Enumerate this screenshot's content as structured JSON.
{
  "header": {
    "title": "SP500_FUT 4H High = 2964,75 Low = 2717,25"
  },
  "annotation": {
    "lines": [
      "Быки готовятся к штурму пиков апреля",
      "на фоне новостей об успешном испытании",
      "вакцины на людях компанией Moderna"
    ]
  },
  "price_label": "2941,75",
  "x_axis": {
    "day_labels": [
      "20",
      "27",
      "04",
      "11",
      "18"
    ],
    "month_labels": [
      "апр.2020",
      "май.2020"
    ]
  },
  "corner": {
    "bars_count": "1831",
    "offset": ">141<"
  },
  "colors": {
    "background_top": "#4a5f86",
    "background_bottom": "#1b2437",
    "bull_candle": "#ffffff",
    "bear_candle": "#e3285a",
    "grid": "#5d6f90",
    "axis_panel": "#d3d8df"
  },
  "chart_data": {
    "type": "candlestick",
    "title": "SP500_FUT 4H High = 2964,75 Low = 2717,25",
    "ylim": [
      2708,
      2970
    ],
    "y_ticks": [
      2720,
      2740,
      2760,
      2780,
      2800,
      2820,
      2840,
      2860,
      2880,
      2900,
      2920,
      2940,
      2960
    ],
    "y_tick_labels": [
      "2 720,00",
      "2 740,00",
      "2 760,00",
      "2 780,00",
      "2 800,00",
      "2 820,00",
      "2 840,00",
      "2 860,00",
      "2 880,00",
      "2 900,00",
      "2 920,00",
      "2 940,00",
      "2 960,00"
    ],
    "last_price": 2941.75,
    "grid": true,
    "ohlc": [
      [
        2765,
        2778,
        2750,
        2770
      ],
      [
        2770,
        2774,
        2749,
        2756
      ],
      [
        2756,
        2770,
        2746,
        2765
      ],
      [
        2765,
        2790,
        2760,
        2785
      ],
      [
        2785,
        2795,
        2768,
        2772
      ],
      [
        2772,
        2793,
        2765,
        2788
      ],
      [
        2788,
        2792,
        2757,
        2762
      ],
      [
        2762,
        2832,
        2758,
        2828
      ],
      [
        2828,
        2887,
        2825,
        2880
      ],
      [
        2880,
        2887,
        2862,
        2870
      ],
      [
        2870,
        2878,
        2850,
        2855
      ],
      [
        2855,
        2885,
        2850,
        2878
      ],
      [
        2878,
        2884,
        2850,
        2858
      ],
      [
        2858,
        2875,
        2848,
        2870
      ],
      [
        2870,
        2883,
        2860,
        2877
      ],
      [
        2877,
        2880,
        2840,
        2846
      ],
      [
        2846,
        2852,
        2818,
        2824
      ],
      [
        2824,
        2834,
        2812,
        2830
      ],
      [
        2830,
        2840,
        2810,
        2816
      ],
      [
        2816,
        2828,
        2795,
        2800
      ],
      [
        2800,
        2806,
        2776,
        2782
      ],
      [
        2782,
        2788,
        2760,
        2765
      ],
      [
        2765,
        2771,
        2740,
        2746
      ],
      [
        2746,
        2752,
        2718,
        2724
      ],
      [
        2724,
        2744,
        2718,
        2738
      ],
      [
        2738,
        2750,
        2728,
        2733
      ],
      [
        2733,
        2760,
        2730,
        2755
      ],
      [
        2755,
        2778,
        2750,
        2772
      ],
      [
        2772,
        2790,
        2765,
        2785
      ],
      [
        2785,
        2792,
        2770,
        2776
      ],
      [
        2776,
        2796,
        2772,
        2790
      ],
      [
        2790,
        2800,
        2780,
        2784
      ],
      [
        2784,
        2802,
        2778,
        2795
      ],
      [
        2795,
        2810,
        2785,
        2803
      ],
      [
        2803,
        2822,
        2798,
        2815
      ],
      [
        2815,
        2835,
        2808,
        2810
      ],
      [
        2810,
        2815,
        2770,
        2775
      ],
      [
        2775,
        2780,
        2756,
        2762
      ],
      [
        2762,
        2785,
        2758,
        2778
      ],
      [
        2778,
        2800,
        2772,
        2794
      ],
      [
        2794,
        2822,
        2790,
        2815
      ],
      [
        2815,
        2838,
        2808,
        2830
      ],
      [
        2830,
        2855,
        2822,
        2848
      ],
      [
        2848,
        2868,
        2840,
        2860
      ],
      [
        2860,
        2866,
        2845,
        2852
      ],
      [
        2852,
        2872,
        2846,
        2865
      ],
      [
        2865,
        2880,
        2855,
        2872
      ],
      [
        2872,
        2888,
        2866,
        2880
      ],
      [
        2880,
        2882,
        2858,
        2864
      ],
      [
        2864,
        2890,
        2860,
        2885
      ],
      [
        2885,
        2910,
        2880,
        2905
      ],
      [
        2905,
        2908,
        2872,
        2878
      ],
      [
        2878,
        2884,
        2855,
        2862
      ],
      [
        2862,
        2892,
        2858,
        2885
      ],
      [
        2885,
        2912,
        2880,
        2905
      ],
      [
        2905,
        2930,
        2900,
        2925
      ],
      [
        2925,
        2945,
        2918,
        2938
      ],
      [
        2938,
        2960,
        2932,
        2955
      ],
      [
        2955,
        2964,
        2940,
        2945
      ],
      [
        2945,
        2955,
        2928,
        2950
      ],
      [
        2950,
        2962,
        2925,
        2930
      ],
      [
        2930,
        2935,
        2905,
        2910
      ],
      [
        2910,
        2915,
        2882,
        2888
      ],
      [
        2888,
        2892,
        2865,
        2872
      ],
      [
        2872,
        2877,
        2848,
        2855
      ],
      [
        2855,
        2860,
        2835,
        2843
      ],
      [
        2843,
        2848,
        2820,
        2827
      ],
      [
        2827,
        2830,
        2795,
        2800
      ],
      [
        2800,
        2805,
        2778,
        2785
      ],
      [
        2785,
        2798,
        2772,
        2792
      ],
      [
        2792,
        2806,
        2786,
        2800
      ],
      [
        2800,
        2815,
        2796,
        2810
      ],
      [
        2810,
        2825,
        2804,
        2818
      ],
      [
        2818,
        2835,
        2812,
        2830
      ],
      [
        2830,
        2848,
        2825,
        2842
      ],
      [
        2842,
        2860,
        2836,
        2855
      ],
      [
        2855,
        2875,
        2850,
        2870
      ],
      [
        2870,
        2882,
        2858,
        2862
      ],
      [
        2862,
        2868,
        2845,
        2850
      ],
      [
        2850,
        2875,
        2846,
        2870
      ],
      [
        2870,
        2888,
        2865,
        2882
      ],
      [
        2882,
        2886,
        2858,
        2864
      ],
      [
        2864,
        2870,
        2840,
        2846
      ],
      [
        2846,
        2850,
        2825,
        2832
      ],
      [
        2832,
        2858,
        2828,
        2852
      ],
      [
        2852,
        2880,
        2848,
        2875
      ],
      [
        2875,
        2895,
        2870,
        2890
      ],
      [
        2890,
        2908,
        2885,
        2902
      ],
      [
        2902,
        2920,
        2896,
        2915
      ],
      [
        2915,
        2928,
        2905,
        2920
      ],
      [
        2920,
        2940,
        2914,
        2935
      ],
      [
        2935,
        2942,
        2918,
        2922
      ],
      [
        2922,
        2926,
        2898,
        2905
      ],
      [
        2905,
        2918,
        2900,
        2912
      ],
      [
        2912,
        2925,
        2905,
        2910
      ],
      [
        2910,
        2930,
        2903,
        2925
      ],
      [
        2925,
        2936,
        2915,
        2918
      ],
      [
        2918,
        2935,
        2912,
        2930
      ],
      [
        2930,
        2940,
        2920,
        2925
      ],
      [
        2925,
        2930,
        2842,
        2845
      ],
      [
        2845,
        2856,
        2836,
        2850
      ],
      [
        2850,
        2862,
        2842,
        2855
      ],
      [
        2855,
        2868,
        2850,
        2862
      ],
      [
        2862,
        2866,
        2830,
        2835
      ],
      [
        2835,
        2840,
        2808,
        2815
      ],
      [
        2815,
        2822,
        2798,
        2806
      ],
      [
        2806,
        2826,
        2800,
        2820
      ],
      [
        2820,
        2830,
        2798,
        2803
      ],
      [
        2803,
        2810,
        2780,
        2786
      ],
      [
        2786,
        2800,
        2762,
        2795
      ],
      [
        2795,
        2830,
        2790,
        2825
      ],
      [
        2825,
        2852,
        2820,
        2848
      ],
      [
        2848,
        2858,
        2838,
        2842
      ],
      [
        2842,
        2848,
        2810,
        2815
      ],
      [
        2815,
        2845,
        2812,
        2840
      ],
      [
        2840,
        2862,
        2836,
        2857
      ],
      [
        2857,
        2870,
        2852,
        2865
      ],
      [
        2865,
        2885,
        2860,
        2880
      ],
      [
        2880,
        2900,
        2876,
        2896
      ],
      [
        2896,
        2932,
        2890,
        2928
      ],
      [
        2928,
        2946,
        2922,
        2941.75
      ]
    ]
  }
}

########

YOUR TASK:
Calculate how many lines of the material include the string "title", and state that number by itself.

COMPLETE RESPONSE:
2